Task description: Report back each line of the records that contains the string "параметры".

Entries shown:
_ _ _ _ _
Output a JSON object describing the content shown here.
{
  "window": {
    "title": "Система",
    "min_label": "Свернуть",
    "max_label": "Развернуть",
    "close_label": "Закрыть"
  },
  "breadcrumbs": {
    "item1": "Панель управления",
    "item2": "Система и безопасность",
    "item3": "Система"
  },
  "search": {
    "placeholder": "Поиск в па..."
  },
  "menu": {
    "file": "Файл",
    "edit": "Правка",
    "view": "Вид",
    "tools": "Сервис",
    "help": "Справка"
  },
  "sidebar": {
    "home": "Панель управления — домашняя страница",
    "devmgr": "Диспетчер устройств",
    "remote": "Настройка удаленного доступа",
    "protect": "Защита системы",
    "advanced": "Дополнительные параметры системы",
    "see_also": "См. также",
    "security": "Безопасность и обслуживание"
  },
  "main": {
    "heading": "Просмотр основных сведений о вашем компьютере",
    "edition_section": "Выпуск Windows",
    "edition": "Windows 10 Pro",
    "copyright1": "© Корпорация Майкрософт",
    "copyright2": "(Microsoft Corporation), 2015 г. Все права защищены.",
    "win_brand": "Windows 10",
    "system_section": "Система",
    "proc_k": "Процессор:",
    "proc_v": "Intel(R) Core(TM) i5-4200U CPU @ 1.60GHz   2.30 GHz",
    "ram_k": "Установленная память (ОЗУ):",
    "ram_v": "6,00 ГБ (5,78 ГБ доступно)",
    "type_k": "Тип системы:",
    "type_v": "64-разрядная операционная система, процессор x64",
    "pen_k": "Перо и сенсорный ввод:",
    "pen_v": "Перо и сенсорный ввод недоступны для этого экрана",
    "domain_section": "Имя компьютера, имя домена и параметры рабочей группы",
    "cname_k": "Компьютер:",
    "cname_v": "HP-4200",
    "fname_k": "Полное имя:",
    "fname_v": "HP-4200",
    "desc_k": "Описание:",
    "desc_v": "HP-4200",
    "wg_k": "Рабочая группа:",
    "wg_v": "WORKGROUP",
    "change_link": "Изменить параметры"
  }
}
_ _ _ _ _
Result:
    "advanced": "Дополнительные параметры системы",
    "domain_section": "Имя компьютера, имя домена и параметры рабочей группы",
    "change_link": "Изменить параметры"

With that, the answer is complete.